= Task requirements =
Find the string "rice" in the entries and copy each line that has it.
[BEGIN Material supplied]
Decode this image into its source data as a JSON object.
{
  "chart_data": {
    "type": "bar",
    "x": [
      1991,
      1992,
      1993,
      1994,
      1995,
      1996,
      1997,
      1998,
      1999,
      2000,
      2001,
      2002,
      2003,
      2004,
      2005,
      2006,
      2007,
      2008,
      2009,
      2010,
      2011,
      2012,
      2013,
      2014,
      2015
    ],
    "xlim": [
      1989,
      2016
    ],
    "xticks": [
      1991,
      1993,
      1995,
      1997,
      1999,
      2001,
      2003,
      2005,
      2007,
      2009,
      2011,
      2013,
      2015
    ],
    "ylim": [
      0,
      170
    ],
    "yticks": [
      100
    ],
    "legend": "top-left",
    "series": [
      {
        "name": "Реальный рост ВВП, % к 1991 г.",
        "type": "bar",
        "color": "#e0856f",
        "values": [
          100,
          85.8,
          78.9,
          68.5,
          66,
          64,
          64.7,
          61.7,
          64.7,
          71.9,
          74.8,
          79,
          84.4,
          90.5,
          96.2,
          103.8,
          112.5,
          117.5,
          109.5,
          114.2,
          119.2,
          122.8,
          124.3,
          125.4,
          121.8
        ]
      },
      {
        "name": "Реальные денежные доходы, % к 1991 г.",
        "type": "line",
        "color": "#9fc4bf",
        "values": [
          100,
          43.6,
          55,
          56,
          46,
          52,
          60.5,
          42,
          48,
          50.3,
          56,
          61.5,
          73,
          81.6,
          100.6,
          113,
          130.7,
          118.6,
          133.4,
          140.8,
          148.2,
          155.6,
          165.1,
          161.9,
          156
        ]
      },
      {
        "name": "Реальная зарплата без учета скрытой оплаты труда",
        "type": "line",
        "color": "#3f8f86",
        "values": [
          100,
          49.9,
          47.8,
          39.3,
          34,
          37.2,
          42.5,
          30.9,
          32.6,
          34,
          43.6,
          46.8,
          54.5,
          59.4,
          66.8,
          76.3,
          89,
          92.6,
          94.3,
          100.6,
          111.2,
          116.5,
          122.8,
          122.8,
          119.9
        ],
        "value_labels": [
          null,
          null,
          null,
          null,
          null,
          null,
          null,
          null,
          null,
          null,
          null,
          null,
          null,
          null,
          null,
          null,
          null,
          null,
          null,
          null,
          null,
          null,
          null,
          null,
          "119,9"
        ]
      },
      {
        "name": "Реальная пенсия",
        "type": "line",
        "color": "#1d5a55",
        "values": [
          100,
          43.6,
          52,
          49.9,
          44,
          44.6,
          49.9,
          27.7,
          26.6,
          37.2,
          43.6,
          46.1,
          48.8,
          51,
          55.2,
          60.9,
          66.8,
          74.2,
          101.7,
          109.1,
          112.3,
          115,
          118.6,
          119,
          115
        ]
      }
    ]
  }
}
[END Material supplied]
[BEGIN Material supplied]
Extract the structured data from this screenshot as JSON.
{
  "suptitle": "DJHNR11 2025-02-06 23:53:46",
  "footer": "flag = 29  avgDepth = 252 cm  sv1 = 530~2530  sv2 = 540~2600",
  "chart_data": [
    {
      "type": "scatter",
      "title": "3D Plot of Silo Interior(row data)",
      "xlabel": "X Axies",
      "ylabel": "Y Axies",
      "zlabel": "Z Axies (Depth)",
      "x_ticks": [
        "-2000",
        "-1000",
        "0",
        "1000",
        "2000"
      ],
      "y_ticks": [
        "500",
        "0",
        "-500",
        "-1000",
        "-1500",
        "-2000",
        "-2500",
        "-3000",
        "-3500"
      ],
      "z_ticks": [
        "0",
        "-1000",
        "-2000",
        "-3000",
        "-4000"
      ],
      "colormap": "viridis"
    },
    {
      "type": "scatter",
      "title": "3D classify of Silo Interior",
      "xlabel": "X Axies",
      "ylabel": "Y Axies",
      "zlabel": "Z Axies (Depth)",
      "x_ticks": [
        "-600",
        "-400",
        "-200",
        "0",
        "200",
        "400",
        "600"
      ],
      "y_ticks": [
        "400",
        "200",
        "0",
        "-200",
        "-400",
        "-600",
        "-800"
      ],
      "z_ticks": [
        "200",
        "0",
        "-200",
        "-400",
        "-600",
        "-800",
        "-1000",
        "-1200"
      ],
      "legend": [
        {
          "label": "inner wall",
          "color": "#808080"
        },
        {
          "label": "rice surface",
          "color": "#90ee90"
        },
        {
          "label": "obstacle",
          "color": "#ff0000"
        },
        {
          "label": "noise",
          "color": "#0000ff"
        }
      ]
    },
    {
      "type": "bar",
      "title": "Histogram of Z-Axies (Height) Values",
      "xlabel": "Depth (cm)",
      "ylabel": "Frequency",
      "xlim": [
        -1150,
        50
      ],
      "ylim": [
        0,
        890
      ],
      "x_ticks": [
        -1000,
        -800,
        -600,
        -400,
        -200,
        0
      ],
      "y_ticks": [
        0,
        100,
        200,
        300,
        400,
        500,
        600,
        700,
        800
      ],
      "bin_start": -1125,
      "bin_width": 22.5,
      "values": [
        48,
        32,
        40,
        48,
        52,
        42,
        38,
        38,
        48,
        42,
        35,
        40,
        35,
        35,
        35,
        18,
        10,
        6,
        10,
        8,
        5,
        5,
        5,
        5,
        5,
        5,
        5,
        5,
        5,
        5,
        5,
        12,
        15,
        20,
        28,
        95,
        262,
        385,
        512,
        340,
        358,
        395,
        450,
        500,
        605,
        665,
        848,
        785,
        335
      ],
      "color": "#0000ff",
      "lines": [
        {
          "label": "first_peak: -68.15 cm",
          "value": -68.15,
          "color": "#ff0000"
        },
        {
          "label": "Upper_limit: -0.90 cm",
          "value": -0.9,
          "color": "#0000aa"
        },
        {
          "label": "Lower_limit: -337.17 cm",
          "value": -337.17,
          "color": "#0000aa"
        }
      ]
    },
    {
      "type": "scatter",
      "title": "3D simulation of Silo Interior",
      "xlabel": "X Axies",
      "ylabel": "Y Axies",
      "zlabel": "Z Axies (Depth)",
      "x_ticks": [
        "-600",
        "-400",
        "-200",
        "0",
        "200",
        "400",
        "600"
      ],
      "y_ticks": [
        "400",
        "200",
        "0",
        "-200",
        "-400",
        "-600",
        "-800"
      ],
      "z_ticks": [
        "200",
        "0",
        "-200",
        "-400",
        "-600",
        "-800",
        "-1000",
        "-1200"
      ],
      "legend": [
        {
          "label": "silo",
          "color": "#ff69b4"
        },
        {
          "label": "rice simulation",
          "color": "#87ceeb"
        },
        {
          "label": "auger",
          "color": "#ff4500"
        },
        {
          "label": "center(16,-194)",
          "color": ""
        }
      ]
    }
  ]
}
[END Material supplied]
= Exercise solution =
          "label": "rice surface",
          "label": "rice simulation",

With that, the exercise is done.